**Supplied data:**
— begin —

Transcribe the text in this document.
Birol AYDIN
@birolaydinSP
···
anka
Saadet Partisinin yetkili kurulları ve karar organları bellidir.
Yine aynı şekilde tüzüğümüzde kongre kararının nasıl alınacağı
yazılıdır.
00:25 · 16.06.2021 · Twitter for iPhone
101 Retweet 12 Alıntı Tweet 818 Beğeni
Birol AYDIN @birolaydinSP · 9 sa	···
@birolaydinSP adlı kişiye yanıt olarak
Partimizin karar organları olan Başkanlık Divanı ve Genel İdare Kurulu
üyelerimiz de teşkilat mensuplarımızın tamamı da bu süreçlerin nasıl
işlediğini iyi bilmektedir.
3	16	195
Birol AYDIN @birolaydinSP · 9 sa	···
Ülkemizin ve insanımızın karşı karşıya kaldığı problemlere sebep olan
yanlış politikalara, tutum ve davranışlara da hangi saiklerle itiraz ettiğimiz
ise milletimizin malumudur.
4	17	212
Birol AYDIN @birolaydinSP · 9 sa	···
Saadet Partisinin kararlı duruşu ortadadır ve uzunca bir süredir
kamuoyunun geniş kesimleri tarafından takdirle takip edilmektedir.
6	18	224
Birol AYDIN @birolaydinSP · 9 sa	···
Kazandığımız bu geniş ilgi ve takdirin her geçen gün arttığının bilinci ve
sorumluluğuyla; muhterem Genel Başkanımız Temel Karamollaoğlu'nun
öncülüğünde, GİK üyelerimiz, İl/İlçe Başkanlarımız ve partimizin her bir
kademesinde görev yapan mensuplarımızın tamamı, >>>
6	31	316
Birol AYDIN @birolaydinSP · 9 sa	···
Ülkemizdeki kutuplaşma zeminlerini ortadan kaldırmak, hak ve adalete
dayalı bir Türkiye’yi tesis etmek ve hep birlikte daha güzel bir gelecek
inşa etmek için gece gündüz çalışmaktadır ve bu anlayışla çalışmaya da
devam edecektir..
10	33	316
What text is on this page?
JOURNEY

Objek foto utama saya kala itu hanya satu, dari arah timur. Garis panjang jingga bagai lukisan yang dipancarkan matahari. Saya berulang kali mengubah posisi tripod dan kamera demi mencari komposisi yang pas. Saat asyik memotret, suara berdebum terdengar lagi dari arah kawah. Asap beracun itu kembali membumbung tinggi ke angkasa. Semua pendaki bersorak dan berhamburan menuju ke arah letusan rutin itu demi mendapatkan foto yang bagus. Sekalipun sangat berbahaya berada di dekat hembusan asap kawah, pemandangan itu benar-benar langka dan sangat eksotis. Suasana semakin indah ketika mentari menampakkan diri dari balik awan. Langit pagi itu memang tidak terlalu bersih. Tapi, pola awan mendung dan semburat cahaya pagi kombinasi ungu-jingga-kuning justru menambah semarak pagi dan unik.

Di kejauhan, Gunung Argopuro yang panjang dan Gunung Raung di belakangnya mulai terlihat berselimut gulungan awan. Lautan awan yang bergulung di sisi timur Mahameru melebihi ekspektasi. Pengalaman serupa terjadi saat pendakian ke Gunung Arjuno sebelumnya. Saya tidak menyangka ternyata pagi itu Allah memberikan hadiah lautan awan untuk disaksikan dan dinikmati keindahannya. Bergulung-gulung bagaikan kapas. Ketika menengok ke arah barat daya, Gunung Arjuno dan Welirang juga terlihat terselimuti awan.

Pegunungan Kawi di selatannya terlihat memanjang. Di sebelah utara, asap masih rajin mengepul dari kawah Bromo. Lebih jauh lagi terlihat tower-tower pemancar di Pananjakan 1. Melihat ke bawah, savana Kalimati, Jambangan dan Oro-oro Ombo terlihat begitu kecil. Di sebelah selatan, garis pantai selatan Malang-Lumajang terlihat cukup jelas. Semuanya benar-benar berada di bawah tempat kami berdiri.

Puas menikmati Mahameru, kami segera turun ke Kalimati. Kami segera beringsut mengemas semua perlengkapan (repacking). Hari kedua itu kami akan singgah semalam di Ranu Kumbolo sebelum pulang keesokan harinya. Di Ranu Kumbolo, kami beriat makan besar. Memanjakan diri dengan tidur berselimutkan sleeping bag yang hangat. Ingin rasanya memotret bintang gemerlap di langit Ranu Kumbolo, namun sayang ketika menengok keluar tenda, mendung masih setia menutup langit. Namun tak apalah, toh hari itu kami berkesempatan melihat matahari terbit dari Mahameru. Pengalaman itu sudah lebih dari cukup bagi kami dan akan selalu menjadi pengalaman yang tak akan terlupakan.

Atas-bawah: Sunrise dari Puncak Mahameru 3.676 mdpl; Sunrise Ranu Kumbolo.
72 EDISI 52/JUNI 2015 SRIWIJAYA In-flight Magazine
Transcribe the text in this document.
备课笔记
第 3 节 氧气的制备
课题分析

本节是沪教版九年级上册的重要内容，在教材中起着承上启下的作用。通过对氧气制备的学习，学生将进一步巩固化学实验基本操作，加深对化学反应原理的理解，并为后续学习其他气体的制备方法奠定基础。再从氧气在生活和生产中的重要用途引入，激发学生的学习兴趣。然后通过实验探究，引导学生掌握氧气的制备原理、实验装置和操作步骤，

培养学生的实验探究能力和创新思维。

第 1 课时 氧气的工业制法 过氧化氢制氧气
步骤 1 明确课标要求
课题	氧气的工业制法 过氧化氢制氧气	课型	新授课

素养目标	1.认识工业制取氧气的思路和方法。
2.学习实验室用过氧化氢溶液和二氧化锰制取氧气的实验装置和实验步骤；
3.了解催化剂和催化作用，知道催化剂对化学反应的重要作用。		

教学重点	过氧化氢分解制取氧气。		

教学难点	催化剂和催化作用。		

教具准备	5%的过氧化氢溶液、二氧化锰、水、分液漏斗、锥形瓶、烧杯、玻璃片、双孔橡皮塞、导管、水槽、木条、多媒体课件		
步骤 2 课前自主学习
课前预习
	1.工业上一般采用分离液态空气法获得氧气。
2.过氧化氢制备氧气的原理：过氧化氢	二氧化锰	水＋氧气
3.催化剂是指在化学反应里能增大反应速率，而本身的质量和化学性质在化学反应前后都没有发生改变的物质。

— end —

All of the lines above must be returned exactly.

Transcribe the text in this document.
Birol AYDIN
@birolaydinSP
···
anka
Saadet Partisinin yetkili kurulları ve karar organları bellidir.
Yine aynı şekilde tüzüğümüzde kongre kararının nasıl alınacağı
yazılıdır.
00:25 · 16.06.2021 · Twitter for iPhone
101 Retweet 12 Alıntı Tweet 818 Beğeni
Birol AYDIN @birolaydinSP · 9 sa	···
@birolaydinSP adlı kişiye yanıt olarak
Partimizin karar organları olan Başkanlık Divanı ve Genel İdare Kurulu
üyelerimiz de teşkilat mensuplarımızın tamamı da bu süreçlerin nasıl
işlediğini iyi bilmektedir.
3	16	195
Birol AYDIN @birolaydinSP · 9 sa	···
Ülkemizin ve insanımızın karşı karşıya kaldığı problemlere sebep olan
yanlış politikalara, tutum ve davranışlara da hangi saiklerle itiraz ettiğimiz
ise milletimizin malumudur.
4	17	212
Birol AYDIN @birolaydinSP · 9 sa	···
Saadet Partisinin kararlı duruşu ortadadır ve uzunca bir süredir
kamuoyunun geniş kesimleri tarafından takdirle takip edilmektedir.
6	18	224
Birol AYDIN @birolaydinSP · 9 sa	···
Kazandığımız bu geniş ilgi ve takdirin her geçen gün arttığının bilinci ve
sorumluluğuyla; muhterem Genel Başkanımız Temel Karamollaoğlu'nun
öncülüğünde, GİK üyelerimiz, İl/İlçe Başkanlarımız ve partimizin her bir
kademesinde görev yapan mensuplarımızın tamamı, >>>
6	31	316
Birol AYDIN @birolaydinSP · 9 sa	···
Ülkemizdeki kutuplaşma zeminlerini ortadan kaldırmak, hak ve adalete
dayalı bir Türkiye’yi tesis etmek ve hep birlikte daha güzel bir gelecek
inşa etmek için gece gündüz çalışmaktadır ve bu anlayışla çalışmaya da
devam edecektir..
10	33	316
What text is on this page?
JOURNEY

Objek foto utama saya kala itu hanya satu, dari arah timur. Garis panjang jingga bagai lukisan yang dipancarkan matahari. Saya berulang kali mengubah posisi tripod dan kamera demi mencari komposisi yang pas. Saat asyik memotret, suara berdebum terdengar lagi dari arah kawah. Asap beracun itu kembali membumbung tinggi ke angkasa. Semua pendaki bersorak dan berhamburan menuju ke arah letusan rutin itu demi mendapatkan foto yang bagus. Sekalipun sangat berbahaya berada di dekat hembusan asap kawah, pemandangan itu benar-benar langka dan sangat eksotis. Suasana semakin indah ketika mentari menampakkan diri dari balik awan. Langit pagi itu memang tidak terlalu bersih. Tapi, pola awan mendung dan semburat cahaya pagi kombinasi ungu-jingga-kuning justru menambah semarak pagi dan unik.

Di kejauhan, Gunung Argopuro yang panjang dan Gunung Raung di belakangnya mulai terlihat berselimut gulungan awan. Lautan awan yang bergulung di sisi timur Mahameru melebihi ekspektasi. Pengalaman serupa terjadi saat pendakian ke Gunung Arjuno sebelumnya. Saya tidak menyangka ternyata pagi itu Allah memberikan hadiah lautan awan untuk disaksikan dan dinikmati keindahannya. Bergulung-gulung bagaikan kapas. Ketika menengok ke arah barat daya, Gunung Arjuno dan Welirang juga terlihat terselimuti awan.

Pegunungan Kawi di selatannya terlihat memanjang. Di sebelah utara, asap masih rajin mengepul dari kawah Bromo. Lebih jauh lagi terlihat tower-tower pemancar di Pananjakan 1. Melihat ke bawah, savana Kalimati, Jambangan dan Oro-oro Ombo terlihat begitu kecil. Di sebelah selatan, garis pantai selatan Malang-Lumajang terlihat cukup jelas. Semuanya benar-benar berada di bawah tempat kami berdiri.

Puas menikmati Mahameru, kami segera turun ke Kalimati. Kami segera beringsut mengemas semua perlengkapan (repacking). Hari kedua itu kami akan singgah semalam di Ranu Kumbolo sebelum pulang keesokan harinya. Di Ranu Kumbolo, kami beriat makan besar. Memanjakan diri dengan tidur berselimutkan sleeping bag yang hangat. Ingin rasanya memotret bintang gemerlap di langit Ranu Kumbolo, namun sayang ketika menengok keluar tenda, mendung masih setia menutup langit. Namun tak apalah, toh hari itu kami berkesempatan melihat matahari terbit dari Mahameru. Pengalaman itu sudah lebih dari cukup bagi kami dan akan selalu menjadi pengalaman yang tak akan terlupakan.

Atas-bawah: Sunrise dari Puncak Mahameru 3.676 mdpl; Sunrise Ranu Kumbolo.
72 EDISI 52/JUNI 2015 SRIWIJAYA In-flight Magazine
Transcribe the text in this document.
备课笔记
第 3 节 氧气的制备
课题分析

本节是沪教版九年级上册的重要内容，在教材中起着承上启下的作用。通过对氧气制备的学习，学生将进一步巩固化学实验基本操作，加深对化学反应原理的理解，并为后续学习其他气体的制备方法奠定基础。再从氧气在生活和生产中的重要用途引入，激发学生的学习兴趣。然后通过实验探究，引导学生掌握氧气的制备原理、实验装置和操作步骤，

培养学生的实验探究能力和创新思维。

第 1 课时 氧气的工业制法 过氧化氢制氧气
步骤 1 明确课标要求
课题	氧气的工业制法 过氧化氢制氧气	课型	新授课

素养目标	1.认识工业制取氧气的思路和方法。
2.学习实验室用过氧化氢溶液和二氧化锰制取氧气的实验装置和实验步骤；
3.了解催化剂和催化作用，知道催化剂对化学反应的重要作用。		

教学重点	过氧化氢分解制取氧气。		

教学难点	催化剂和催化作用。		

教具准备	5%的过氧化氢溶液、二氧化锰、水、分液漏斗、锥形瓶、烧杯、玻璃片、双孔橡皮塞、导管、水槽、木条、多媒体课件		
步骤 2 课前自主学习
课前预习
	1.工业上一般采用分离液态空气法获得氧气。
2.过氧化氢制备氧气的原理：过氧化氢	二氧化锰	水＋氧气
3.催化剂是指在化学反应里能增大反应速率，而本身的质量和化学性质在化学反应前后都没有发生改变的物质。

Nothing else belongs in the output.